▸ Direction
Copy out each line below that has the word "Client" in it.

▸ Records for the exercise
*****

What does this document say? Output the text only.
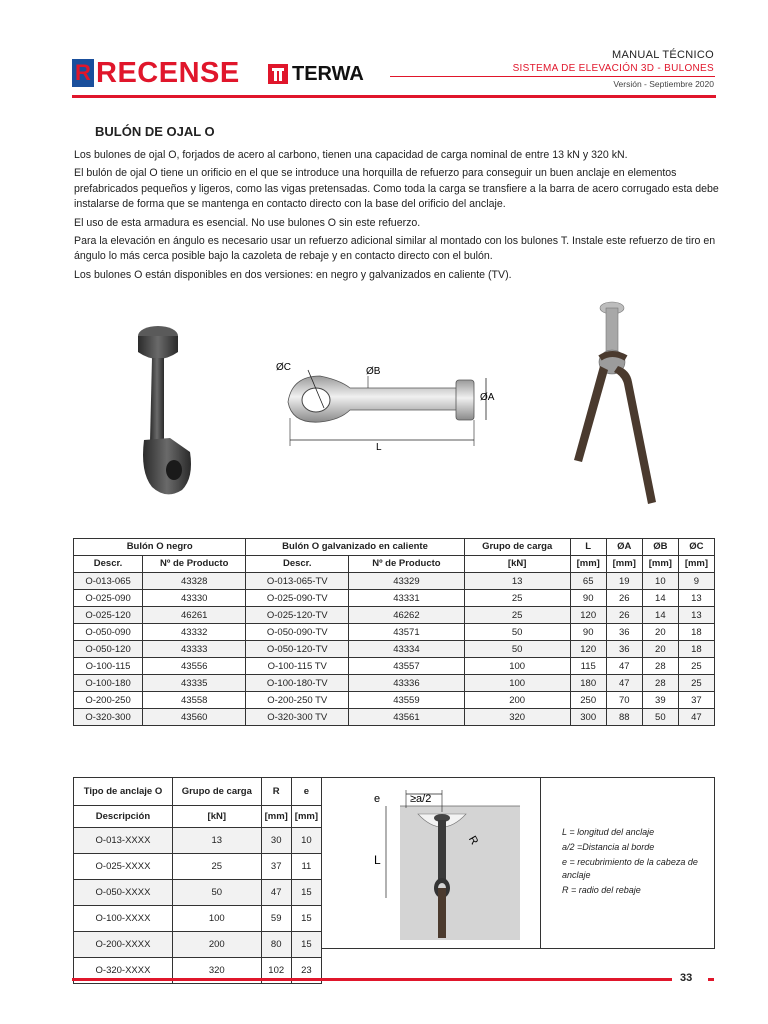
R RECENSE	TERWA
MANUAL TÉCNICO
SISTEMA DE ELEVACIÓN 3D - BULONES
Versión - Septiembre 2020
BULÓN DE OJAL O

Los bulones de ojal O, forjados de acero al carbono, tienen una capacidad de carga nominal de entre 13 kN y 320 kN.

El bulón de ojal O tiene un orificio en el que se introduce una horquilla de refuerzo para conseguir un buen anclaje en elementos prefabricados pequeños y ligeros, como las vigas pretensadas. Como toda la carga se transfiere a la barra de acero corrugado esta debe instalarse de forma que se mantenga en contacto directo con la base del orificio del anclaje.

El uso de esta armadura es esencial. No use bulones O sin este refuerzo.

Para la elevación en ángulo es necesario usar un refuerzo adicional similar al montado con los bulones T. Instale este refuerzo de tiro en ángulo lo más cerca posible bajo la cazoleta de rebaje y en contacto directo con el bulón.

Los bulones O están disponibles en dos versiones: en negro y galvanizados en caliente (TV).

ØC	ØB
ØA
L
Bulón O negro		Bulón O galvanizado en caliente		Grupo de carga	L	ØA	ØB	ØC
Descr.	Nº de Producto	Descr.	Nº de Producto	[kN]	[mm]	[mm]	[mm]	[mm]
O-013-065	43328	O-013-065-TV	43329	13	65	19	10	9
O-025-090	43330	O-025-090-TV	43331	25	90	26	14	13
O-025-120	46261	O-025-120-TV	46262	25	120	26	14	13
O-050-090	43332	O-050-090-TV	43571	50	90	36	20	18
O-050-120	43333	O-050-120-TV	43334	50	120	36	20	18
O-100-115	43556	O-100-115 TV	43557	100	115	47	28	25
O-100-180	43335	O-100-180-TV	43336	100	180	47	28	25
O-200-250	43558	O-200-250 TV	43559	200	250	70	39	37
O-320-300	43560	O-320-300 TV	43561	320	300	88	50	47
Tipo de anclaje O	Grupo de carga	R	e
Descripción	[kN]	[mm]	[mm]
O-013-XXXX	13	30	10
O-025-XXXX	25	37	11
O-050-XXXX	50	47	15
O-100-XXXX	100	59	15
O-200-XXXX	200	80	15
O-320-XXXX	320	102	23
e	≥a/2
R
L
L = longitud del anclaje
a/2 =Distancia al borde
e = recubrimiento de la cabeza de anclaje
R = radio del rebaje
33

*****

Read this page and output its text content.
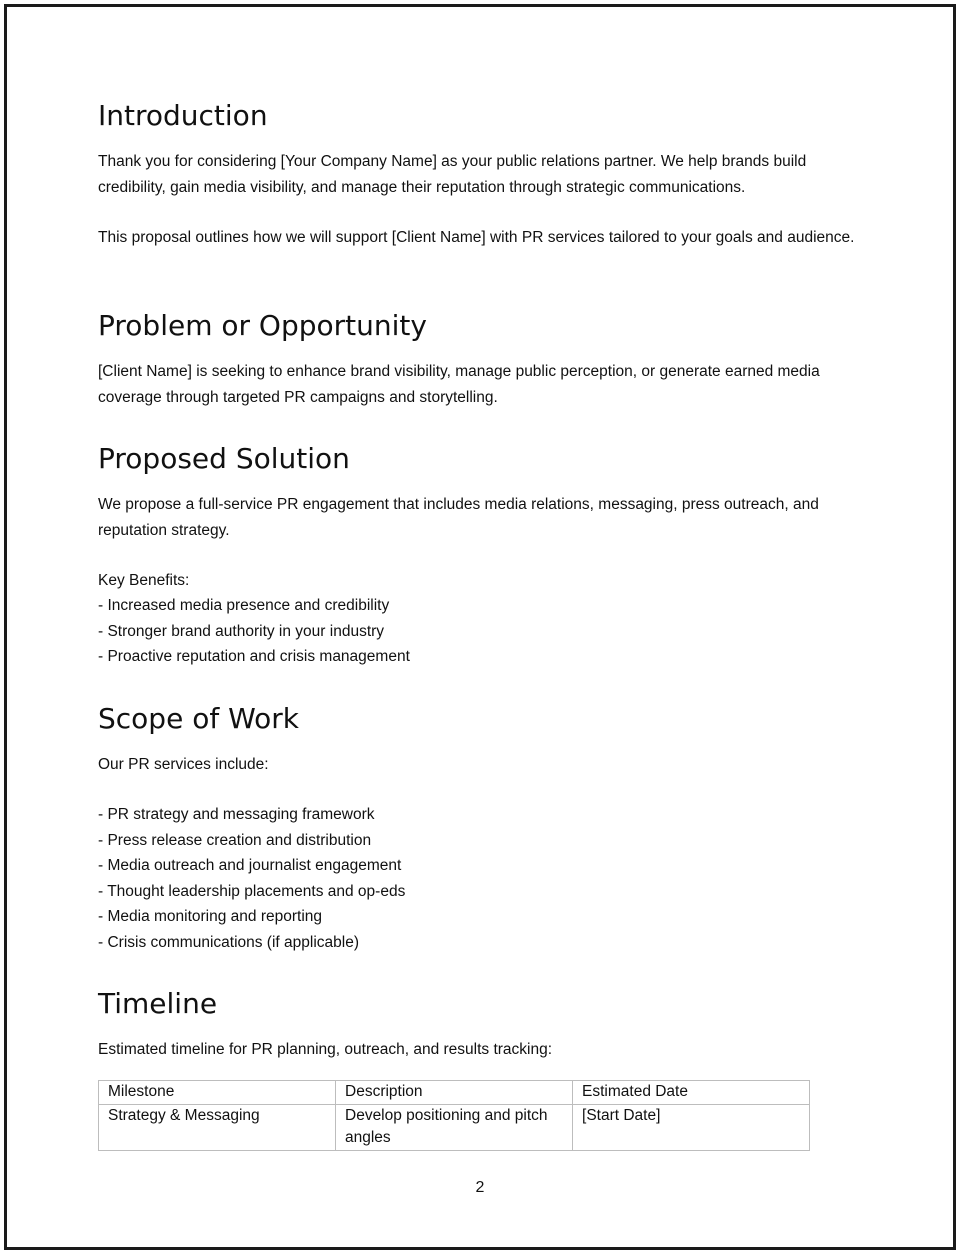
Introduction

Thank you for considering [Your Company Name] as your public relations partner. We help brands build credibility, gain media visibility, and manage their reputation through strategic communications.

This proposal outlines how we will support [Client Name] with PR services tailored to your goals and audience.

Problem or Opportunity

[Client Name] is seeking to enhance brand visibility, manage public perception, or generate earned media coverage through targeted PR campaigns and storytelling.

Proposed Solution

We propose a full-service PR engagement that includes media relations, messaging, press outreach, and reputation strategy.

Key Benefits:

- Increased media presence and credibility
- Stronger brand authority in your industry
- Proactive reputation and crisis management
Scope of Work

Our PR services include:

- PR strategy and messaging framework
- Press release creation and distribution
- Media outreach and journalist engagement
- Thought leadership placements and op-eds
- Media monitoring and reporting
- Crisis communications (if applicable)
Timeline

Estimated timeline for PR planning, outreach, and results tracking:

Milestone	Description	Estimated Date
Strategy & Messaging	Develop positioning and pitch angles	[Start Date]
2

*****

▸ Exercise answer
This proposal outlines how we will support [Client Name] with PR services tailored to your goals and audience.
[Client Name] is seeking to enhance brand visibility, manage public perception, or generate earned media coverage through targeted PR campaigns and storytelling.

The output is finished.